- _WORK INSTRUCTIONS_
Skip all pictures, then print the remaining material exactly.

>> START DATA RECORDS

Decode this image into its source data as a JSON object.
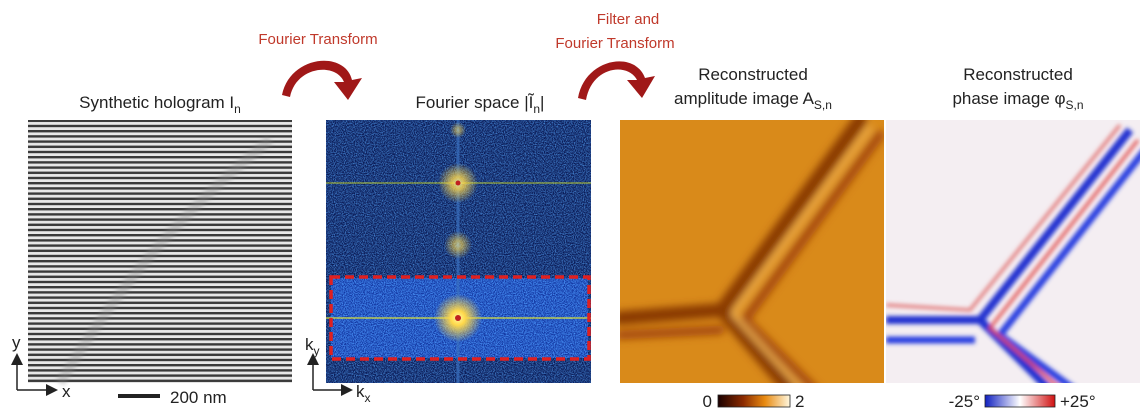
{
  "arrows": {
    "first": "Fourier Transform",
    "second": [
      "Filter and",
      "Fourier Transform"
    ]
  },
  "panels": [
    {
      "title": [
        "Synthetic hologram I",
        "n"
      ],
      "axes": {
        "y": "y",
        "x": "x"
      },
      "scale_bar": "200 nm"
    },
    {
      "title": [
        "Fourier space  |",
        "Ĩ",
        "n",
        "|"
      ],
      "axes": {
        "y": [
          "k",
          "y"
        ],
        "x": [
          "k",
          "x"
        ]
      }
    },
    {
      "title": [
        "Reconstructed",
        "amplitude image A",
        "S,n"
      ],
      "colorbar": {
        "min": "0",
        "max": "2"
      }
    },
    {
      "title": [
        "Reconstructed",
        "phase image φ",
        "S,n"
      ],
      "colorbar": {
        "min": "-25°",
        "max": "+25°"
      }
    }
  ]
}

>> END DATA RECORDS

- _SOLUTION FOR THIS TASK_
Decode this image into its source data as a JSON object.
{
  "arrows": {
    "first": "Fourier Transform",
    "second": [
      "Filter and",
      "Fourier Transform"
    ]
  },
  "panels": [
    {
      "title": [
        "Synthetic hologram I",
        "n"
      ],
      "axes": {
        "y": "y",
        "x": "x"
      },
      "scale_bar": "200 nm"
    },
    {
      "title": [
        "Fourier space  |",
        "Ĩ",
        "n",
        "|"
      ],
      "axes": {
        "y": [
          "k",
          "y"
        ],
        "x": [
          "k",
          "x"
        ]
      }
    },
    {
      "title": [
        "Reconstructed",
        "amplitude image A",
        "S,n"
      ],
      "colorbar": {
        "min": "0",
        "max": "2"
      }
    },
    {
      "title": [
        "Reconstructed",
        "phase image φ",
        "S,n"
      ],
      "colorbar": {
        "min": "-25°",
        "max": "+25°"
      }
    }
  ]
}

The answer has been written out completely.